- _WHAT TO WORK ON_:
Where a line contains the word "TRAINS", copy that line.

- _STORED RECORDS_:

┄┄┄┄┄┄┄┄┄┄

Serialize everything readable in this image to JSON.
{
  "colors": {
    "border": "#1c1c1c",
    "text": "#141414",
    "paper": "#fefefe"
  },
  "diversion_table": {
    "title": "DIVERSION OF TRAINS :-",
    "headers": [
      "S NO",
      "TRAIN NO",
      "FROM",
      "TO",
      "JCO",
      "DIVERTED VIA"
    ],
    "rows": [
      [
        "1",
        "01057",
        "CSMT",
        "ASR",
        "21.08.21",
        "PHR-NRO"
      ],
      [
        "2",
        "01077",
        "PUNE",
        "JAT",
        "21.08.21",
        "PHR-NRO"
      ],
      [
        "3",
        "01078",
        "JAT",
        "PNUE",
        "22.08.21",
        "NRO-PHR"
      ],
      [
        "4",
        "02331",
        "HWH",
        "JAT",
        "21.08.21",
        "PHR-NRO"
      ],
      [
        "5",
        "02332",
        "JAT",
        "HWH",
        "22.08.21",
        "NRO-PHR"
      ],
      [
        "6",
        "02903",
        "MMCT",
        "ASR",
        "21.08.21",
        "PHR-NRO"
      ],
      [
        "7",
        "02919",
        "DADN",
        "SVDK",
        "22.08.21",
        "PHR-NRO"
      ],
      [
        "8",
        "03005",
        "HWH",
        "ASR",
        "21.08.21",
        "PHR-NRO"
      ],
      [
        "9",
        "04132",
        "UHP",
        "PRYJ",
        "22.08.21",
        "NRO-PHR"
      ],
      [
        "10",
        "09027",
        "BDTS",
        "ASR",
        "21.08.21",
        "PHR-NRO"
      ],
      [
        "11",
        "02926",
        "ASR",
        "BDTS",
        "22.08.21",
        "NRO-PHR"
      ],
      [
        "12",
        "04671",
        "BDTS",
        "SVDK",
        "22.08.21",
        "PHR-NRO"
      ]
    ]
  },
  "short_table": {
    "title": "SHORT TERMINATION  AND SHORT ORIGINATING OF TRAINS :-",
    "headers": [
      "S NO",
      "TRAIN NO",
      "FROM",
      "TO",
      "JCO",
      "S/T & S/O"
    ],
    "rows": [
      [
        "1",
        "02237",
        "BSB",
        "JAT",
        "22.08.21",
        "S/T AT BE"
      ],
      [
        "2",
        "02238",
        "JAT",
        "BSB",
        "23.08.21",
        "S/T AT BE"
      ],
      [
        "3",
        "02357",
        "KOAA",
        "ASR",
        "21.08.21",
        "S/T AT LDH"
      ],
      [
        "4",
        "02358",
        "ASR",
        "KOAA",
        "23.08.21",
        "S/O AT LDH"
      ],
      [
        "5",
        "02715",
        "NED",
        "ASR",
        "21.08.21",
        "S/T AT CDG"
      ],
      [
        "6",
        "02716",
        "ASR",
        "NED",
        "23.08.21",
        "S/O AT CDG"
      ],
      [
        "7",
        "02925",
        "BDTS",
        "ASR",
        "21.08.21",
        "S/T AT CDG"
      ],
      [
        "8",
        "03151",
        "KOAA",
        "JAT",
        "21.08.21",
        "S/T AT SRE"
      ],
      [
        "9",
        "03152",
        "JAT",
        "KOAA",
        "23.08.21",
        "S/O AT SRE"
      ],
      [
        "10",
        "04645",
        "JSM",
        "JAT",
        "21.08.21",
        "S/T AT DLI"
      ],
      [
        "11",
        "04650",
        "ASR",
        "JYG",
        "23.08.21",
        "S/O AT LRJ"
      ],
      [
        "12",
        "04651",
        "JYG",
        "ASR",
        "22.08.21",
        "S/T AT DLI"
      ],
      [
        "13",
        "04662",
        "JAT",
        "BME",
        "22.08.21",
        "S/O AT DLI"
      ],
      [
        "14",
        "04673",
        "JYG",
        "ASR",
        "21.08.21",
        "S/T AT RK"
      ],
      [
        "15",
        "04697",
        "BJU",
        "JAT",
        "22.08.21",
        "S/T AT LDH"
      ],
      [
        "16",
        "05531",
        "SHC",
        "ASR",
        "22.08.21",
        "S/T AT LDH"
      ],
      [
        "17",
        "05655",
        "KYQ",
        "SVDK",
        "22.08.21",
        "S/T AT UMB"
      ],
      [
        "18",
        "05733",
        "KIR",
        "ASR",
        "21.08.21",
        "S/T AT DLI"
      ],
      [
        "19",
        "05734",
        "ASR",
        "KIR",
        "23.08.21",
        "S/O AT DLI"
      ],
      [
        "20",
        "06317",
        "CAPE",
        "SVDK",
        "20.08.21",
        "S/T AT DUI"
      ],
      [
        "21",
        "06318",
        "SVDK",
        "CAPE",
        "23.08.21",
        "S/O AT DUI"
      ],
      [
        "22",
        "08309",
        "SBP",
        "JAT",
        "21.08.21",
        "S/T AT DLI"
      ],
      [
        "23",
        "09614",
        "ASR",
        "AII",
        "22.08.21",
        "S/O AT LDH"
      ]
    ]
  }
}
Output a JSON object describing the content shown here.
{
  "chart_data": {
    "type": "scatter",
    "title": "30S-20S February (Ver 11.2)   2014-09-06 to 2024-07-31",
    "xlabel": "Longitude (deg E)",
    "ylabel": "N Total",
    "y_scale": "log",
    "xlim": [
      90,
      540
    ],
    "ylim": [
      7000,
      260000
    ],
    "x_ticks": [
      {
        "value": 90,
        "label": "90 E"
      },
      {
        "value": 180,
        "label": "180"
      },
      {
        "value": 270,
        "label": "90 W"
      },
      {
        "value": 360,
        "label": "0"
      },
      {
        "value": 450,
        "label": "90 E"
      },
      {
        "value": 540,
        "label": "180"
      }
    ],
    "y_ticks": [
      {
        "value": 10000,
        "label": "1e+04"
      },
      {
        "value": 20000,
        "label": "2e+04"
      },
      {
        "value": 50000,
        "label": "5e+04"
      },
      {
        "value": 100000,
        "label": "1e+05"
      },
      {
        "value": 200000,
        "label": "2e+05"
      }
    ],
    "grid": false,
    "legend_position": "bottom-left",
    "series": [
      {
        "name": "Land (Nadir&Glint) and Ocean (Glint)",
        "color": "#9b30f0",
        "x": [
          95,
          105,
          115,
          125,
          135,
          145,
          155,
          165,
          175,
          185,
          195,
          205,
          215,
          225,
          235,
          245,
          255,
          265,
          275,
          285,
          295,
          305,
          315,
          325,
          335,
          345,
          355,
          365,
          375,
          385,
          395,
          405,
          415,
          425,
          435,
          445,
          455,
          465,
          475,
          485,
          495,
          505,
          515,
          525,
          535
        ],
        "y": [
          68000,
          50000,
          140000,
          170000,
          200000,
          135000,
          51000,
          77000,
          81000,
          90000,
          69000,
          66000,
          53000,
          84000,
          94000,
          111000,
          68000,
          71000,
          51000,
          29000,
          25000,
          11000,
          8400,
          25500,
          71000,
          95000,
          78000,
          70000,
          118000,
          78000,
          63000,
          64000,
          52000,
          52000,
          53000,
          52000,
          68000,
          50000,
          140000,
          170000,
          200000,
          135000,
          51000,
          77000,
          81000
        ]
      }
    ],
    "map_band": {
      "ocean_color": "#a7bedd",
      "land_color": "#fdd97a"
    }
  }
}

┄┄┄┄┄┄┄┄┄┄

- _RESULT FOR THIS EXERCISE_:
    "title": "DIVERSION OF TRAINS :-",
    "title": "SHORT TERMINATION  AND SHORT ORIGINATING OF TRAINS :-",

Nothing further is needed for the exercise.